§ Data shown

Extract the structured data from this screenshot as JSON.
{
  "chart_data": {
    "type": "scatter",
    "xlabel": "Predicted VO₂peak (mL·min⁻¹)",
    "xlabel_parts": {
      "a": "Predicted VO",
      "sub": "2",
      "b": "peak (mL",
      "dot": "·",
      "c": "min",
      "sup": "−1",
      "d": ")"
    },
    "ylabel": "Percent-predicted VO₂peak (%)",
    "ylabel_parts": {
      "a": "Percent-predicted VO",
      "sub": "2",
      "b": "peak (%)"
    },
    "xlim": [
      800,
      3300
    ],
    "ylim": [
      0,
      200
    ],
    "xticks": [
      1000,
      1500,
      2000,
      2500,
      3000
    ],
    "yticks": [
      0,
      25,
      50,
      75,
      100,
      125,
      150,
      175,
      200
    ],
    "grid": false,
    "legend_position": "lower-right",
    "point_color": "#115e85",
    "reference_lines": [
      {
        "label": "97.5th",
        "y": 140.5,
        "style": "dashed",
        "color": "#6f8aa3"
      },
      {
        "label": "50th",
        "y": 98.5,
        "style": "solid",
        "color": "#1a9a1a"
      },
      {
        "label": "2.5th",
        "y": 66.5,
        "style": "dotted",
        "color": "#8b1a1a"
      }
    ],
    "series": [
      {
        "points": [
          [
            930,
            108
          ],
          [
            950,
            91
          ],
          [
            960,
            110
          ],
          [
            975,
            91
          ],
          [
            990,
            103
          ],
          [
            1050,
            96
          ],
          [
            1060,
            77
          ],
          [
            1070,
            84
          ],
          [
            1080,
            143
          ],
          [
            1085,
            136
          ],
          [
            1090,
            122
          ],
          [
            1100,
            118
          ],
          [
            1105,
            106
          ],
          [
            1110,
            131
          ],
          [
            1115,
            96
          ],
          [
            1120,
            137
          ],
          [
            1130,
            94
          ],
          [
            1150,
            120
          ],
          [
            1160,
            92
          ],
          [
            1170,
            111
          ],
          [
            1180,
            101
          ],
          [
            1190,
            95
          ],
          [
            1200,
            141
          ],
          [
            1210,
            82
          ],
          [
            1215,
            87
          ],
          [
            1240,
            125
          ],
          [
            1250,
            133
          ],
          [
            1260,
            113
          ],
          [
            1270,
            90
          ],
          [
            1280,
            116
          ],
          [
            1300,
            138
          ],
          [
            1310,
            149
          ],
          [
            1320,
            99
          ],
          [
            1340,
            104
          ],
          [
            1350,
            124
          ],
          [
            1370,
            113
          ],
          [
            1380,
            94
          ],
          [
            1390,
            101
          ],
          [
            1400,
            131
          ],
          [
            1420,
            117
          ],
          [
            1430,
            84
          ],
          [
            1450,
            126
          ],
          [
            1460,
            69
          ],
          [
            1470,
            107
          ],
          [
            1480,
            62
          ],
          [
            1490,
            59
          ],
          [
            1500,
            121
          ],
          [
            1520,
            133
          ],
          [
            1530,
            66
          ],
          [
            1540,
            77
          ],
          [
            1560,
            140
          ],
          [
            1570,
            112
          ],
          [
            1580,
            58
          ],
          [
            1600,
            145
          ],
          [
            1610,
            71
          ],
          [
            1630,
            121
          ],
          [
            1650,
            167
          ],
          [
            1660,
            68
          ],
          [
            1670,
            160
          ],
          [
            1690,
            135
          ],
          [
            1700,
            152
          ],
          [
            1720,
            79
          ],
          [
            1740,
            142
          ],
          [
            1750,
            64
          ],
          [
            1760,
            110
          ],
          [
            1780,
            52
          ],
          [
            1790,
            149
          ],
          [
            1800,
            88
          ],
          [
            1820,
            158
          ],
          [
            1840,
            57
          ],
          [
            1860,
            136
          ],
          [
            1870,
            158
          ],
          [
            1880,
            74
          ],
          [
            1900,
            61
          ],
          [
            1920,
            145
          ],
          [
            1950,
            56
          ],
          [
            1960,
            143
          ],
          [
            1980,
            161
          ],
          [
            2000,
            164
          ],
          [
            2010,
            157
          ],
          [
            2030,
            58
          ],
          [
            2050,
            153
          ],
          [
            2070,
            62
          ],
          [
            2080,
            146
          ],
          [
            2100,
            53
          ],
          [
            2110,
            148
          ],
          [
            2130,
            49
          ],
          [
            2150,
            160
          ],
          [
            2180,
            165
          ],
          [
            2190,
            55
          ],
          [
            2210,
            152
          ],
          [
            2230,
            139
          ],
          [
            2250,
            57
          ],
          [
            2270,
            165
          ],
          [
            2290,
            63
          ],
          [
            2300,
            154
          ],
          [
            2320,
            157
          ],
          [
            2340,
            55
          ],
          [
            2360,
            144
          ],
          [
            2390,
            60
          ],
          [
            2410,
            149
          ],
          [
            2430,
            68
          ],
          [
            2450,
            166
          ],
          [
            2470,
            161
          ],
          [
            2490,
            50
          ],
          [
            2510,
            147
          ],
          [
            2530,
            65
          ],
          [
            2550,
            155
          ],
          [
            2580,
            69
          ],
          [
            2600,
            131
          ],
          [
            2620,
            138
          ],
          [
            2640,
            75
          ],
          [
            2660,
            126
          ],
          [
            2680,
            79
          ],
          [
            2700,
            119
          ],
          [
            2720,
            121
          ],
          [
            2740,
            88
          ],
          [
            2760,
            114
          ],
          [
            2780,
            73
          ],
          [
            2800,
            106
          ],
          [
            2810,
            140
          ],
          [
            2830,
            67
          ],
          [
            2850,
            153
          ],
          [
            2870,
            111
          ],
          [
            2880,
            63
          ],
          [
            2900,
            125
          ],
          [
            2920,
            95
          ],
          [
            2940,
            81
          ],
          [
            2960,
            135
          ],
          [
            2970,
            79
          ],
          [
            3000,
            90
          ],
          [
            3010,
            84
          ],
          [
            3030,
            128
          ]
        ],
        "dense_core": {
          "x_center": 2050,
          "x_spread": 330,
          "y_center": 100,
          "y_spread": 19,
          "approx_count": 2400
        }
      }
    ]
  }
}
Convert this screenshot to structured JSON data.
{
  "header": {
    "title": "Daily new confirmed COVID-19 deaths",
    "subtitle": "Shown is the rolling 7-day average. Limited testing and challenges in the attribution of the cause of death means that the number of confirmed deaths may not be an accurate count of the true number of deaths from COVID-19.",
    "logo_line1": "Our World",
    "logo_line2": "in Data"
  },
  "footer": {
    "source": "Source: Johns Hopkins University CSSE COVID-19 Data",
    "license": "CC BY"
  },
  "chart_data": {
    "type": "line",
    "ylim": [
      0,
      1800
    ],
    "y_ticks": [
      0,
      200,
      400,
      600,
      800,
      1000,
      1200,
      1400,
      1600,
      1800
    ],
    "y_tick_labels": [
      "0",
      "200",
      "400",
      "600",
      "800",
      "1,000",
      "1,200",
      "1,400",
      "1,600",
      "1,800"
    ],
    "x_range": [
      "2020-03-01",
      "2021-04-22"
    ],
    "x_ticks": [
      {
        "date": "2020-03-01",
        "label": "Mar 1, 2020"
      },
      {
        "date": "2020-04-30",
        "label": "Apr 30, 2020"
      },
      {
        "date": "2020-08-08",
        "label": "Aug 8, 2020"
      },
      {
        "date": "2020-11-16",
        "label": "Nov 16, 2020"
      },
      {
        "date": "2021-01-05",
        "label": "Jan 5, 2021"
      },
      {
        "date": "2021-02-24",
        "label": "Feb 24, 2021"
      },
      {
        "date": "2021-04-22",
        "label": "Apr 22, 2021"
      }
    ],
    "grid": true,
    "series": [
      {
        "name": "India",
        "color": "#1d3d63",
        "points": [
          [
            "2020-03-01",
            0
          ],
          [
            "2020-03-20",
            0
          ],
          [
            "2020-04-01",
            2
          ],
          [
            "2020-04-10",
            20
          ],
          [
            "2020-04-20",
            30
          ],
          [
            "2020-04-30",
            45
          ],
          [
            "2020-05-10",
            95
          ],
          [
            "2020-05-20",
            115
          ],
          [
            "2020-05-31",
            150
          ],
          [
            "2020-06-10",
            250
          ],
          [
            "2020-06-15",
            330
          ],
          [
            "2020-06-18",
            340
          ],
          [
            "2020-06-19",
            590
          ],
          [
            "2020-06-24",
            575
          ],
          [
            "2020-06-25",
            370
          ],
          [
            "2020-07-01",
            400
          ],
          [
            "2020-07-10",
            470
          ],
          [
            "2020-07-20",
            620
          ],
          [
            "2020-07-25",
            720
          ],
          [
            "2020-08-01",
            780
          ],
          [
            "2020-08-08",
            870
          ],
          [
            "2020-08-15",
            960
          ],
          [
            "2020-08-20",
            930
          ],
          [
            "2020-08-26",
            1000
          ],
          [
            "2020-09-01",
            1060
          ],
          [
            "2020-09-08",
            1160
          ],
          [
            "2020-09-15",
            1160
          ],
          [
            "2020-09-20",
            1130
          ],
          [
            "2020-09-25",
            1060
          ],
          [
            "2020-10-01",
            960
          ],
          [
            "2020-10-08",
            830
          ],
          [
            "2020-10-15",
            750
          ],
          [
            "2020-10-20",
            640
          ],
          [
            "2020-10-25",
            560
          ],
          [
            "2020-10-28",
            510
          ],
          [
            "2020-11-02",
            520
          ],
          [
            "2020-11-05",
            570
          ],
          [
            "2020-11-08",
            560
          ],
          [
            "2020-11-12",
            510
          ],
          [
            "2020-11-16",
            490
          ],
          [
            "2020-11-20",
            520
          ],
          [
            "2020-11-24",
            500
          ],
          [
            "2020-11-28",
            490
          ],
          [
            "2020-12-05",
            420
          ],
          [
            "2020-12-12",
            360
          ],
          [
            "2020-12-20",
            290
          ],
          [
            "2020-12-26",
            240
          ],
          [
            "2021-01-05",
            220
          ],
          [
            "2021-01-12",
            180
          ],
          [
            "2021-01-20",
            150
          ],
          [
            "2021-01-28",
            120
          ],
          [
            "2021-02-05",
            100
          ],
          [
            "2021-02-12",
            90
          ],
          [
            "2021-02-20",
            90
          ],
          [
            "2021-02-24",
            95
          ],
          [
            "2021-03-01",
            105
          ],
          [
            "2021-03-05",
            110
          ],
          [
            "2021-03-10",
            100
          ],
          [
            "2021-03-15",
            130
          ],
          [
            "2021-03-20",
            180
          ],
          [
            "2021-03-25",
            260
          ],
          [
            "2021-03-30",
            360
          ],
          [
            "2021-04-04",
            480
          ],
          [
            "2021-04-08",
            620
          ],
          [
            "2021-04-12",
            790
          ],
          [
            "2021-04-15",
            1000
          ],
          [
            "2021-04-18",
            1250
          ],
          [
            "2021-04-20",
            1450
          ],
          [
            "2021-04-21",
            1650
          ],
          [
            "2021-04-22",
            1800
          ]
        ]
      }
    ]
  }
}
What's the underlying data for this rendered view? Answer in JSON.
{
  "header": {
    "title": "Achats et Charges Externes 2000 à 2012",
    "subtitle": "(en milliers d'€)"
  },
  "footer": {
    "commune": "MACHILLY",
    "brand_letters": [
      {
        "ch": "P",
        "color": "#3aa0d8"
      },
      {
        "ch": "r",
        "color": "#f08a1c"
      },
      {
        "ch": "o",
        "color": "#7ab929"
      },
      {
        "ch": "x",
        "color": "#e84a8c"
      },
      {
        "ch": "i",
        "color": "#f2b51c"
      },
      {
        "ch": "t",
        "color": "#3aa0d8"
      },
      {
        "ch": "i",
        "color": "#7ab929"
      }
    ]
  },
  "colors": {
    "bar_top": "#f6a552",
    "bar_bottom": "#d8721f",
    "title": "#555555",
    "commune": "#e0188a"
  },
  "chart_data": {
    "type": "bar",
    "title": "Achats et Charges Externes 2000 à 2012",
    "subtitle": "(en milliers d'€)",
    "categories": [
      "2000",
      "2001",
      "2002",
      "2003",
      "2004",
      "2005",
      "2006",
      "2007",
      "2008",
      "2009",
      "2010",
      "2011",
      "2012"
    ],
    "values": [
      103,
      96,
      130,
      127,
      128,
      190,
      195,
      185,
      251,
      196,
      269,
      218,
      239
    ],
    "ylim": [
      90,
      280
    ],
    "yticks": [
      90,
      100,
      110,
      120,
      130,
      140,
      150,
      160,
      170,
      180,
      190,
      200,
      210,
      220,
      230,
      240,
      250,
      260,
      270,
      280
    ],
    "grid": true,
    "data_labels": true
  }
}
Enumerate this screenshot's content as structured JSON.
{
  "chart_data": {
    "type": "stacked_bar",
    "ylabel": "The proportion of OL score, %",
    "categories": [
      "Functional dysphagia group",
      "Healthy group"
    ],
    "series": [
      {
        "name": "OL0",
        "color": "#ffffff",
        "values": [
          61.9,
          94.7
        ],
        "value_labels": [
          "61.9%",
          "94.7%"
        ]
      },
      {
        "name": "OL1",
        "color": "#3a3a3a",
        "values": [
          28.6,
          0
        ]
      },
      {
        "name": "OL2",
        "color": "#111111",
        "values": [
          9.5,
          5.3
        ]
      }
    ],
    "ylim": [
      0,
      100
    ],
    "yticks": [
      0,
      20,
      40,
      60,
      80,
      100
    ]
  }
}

§ Requirement
Look over the records above and copy each line that includes the string "this".

§ Answer to the task
Extract the structured data from this screenshot as JSON.
Convert this screenshot to structured JSON data.
What's the underlying data for this rendered view? Answer in JSON.
Enumerate this screenshot's content as structured JSON.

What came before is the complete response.